[Data listing]
::::::::::

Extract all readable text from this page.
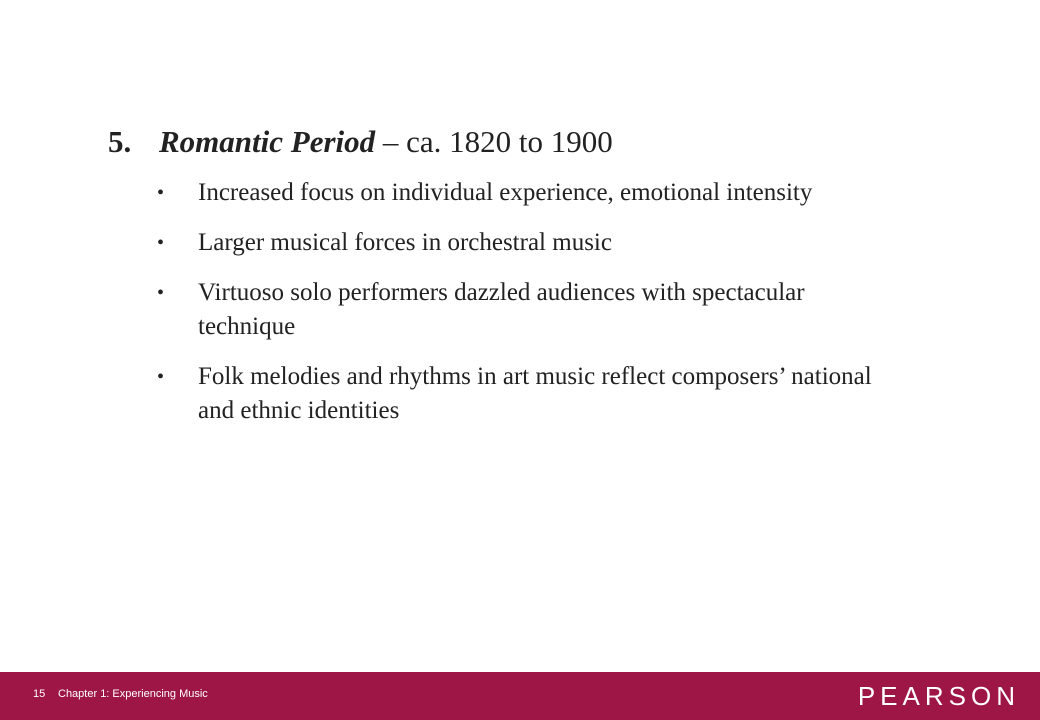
5. Romantic Period – ca. 1820 to 1900
• Increased focus on individual experience, emotional intensity
• Larger musical forces in orchestral music
• Virtuoso solo performers dazzled audiences with spectacular technique
• Folk melodies and rhythms in art music reflect composers’ national and ethnic identities
15 Chapter 1: Experiencing Music	PEARSON
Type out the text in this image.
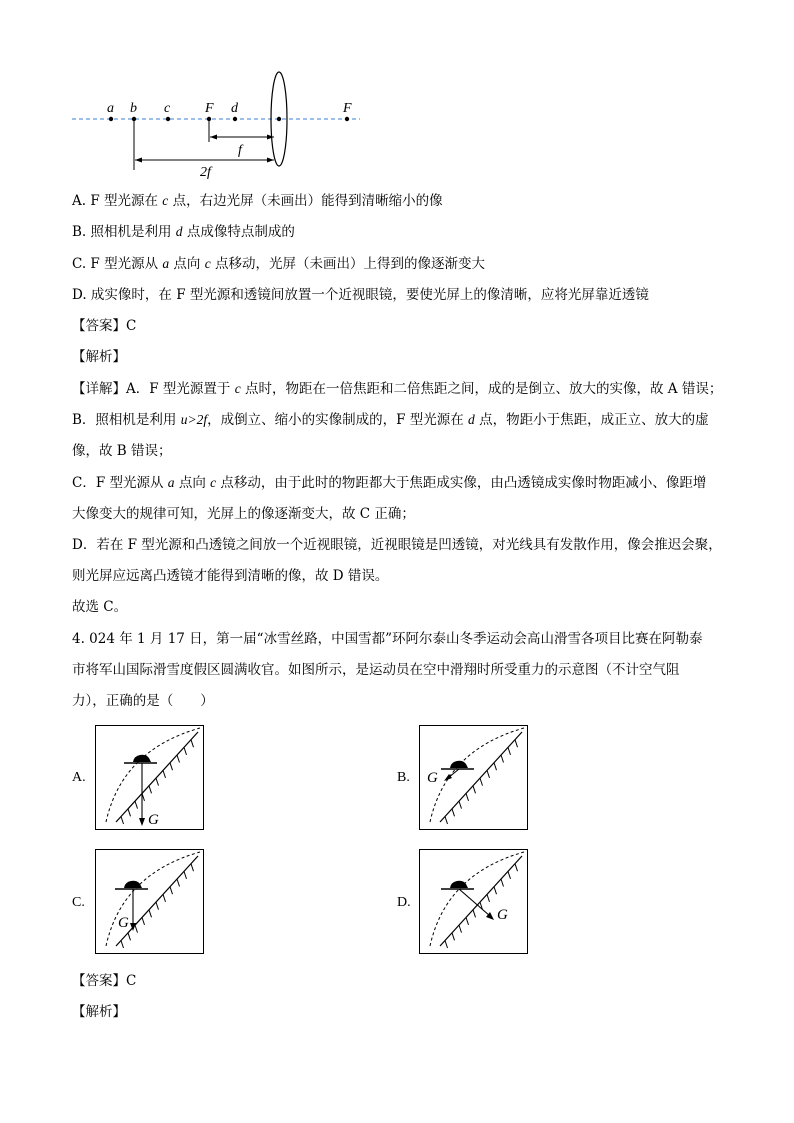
a b c F d	F
f
2f
A. F 型光源在 c 点，右边光屏（未画出）能得到清晰缩小的像
B. 照相机是利用 d 点成像特点制成的
C. F 型光源从 a 点向 c 点移动，光屏（未画出）上得到的像逐渐变大
D. 成实像时，在 F 型光源和透镜间放置一个近视眼镜，要使光屏上的像清晰，应将光屏靠近透镜
【答案】C
【解析】
【详解】A．F 型光源置于 c 点时，物距在一倍焦距和二倍焦距之间，成的是倒立、放大的实像，故 A 错误；
B．照相机是利用 u>2f，成倒立、缩小的实像制成的，F 型光源在 d 点，物距小于焦距，成正立、放大的虚
像，故 B 错误；
C．F 型光源从 a 点向 c 点移动，由于此时的物距都大于焦距成实像，由凸透镜成实像时物距减小、像距增
大像变大的规律可知，光屏上的像逐渐变大，故 C 正确；
D．若在 F 型光源和凸透镜之间放一个近视眼镜，近视眼镜是凹透镜，对光线具有发散作用，像会推迟会聚，
则光屏应远离凸透镜才能得到清晰的像，故 D 错误。
故选 C。
4. 024 年 1 月 17 日，第一届“冰雪丝路，中国雪都”环阿尔泰山冬季运动会高山滑雪各项目比赛在阿勒泰
市将军山国际滑雪度假区圆满收官。如图所示，是运动员在空中滑翔时所受重力的示意图（不计空气阻
力），正确的是（　　）
A.
G
B. G
C.
G
D.
G
【答案】C
【解析】
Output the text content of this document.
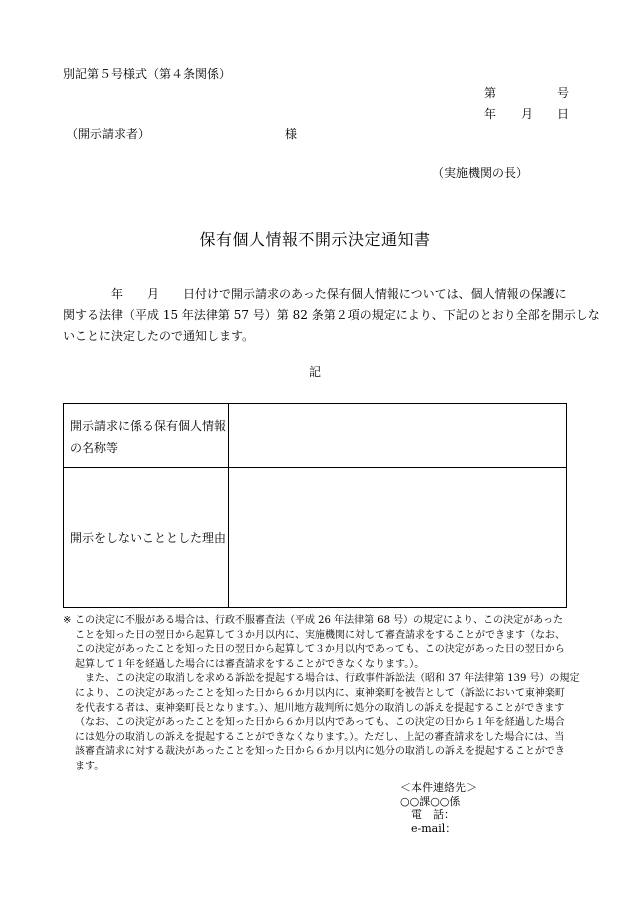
別記第５号様式（第４条関係）
第	号
年 月 日
（開示請求者）	様
（実施機関の長）
保有個人情報不開示決定通知書
　　　　年　　月　　日付けで開示請求のあった保有個人情報については、個人情報の保護に
関する法律（平成 15 年法律第 57 号）第 82 条第２項の規定により、下記のとおり全部を開示しな
いことに決定したので通知します。
記
開示請求に係る保有個人情報
の名称等
開示をしないこととした理由
※ この決定に不服がある場合は、行政不服審査法（平成 26 年法律第 68 号）の規定により、この決定があった
ことを知った日の翌日から起算して３か月以内に、実施機関に対して審査請求をすることができます（なお、
この決定があったことを知った日の翌日から起算して３か月以内であっても、この決定があった日の翌日から
起算して１年を経過した場合には審査請求をすることができなくなります。）。
　また、この決定の取消しを求める訴訟を提起する場合は、行政事件訴訟法（昭和 37 年法律第 139 号）の規定
により、この決定があったことを知った日から６か月以内に、東神楽町を被告として（訴訟において東神楽町
を代表する者は、東神楽町長となります。）、旭川地方裁判所に処分の取消しの訴えを提起することができます
（なお、この決定があったことを知った日から６か月以内であっても、この決定の日から１年を経過した場合
には処分の取消しの訴えを提起することができなくなります。）。ただし、上記の審査請求をした場合には、当
該審査請求に対する裁決があったことを知った日から６か月以内に処分の取消しの訴えを提起することができ
ます。
＜本件連絡先＞
○○課○○係
　電　話：
　e-mail：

::::::::::

Return all of the entries exactly as written, but drop any pictures they hold.

Extract all readable text from this page.
5. Romantic Period – ca. 1820 to 1900
• Increased focus on individual experience, emotional intensity
• Larger musical forces in orchestral music
• Virtuoso solo performers dazzled audiences with spectacular technique
• Folk melodies and rhythms in art music reflect composers’ national and ethnic identities
15 Chapter 1: Experiencing Music	PEARSON
Type out the text in this image.
a b c F d	F
f
2f
A. F 型光源在 c 点，右边光屏（未画出）能得到清晰缩小的像
B. 照相机是利用 d 点成像特点制成的
C. F 型光源从 a 点向 c 点移动，光屏（未画出）上得到的像逐渐变大
D. 成实像时，在 F 型光源和透镜间放置一个近视眼镜，要使光屏上的像清晰，应将光屏靠近透镜
【答案】C
【解析】
【详解】A．F 型光源置于 c 点时，物距在一倍焦距和二倍焦距之间，成的是倒立、放大的实像，故 A 错误；
B．照相机是利用 u>2f，成倒立、缩小的实像制成的，F 型光源在 d 点，物距小于焦距，成正立、放大的虚
像，故 B 错误；
C．F 型光源从 a 点向 c 点移动，由于此时的物距都大于焦距成实像，由凸透镜成实像时物距减小、像距增
大像变大的规律可知，光屏上的像逐渐变大，故 C 正确；
D．若在 F 型光源和凸透镜之间放一个近视眼镜，近视眼镜是凹透镜，对光线具有发散作用，像会推迟会聚，
则光屏应远离凸透镜才能得到清晰的像，故 D 错误。
故选 C。
4. 024 年 1 月 17 日，第一届“冰雪丝路，中国雪都”环阿尔泰山冬季运动会高山滑雪各项目比赛在阿勒泰
市将军山国际滑雪度假区圆满收官。如图所示，是运动员在空中滑翔时所受重力的示意图（不计空气阻
力），正确的是（　　）
A.
G
B. G
C.
G
D.
G
【答案】C
【解析】
Output the text content of this document.
別記第５号様式（第４条関係）
第	号
年 月 日
（開示請求者）	様
（実施機関の長）
保有個人情報不開示決定通知書
　　　　年　　月　　日付けで開示請求のあった保有個人情報については、個人情報の保護に
関する法律（平成 15 年法律第 57 号）第 82 条第２項の規定により、下記のとおり全部を開示しな
いことに決定したので通知します。
記
開示請求に係る保有個人情報
の名称等
開示をしないこととした理由
※ この決定に不服がある場合は、行政不服審査法（平成 26 年法律第 68 号）の規定により、この決定があった
ことを知った日の翌日から起算して３か月以内に、実施機関に対して審査請求をすることができます（なお、
この決定があったことを知った日の翌日から起算して３か月以内であっても、この決定があった日の翌日から
起算して１年を経過した場合には審査請求をすることができなくなります。）。
　また、この決定の取消しを求める訴訟を提起する場合は、行政事件訴訟法（昭和 37 年法律第 139 号）の規定
により、この決定があったことを知った日から６か月以内に、東神楽町を被告として（訴訟において東神楽町
を代表する者は、東神楽町長となります。）、旭川地方裁判所に処分の取消しの訴えを提起することができます
（なお、この決定があったことを知った日から６か月以内であっても、この決定の日から１年を経過した場合
には処分の取消しの訴えを提起することができなくなります。）。ただし、上記の審査請求をした場合には、当
該審査請求に対する裁決があったことを知った日から６か月以内に処分の取消しの訴えを提起することができ
ます。
＜本件連絡先＞
○○課○○係
　電　話：
　e-mail：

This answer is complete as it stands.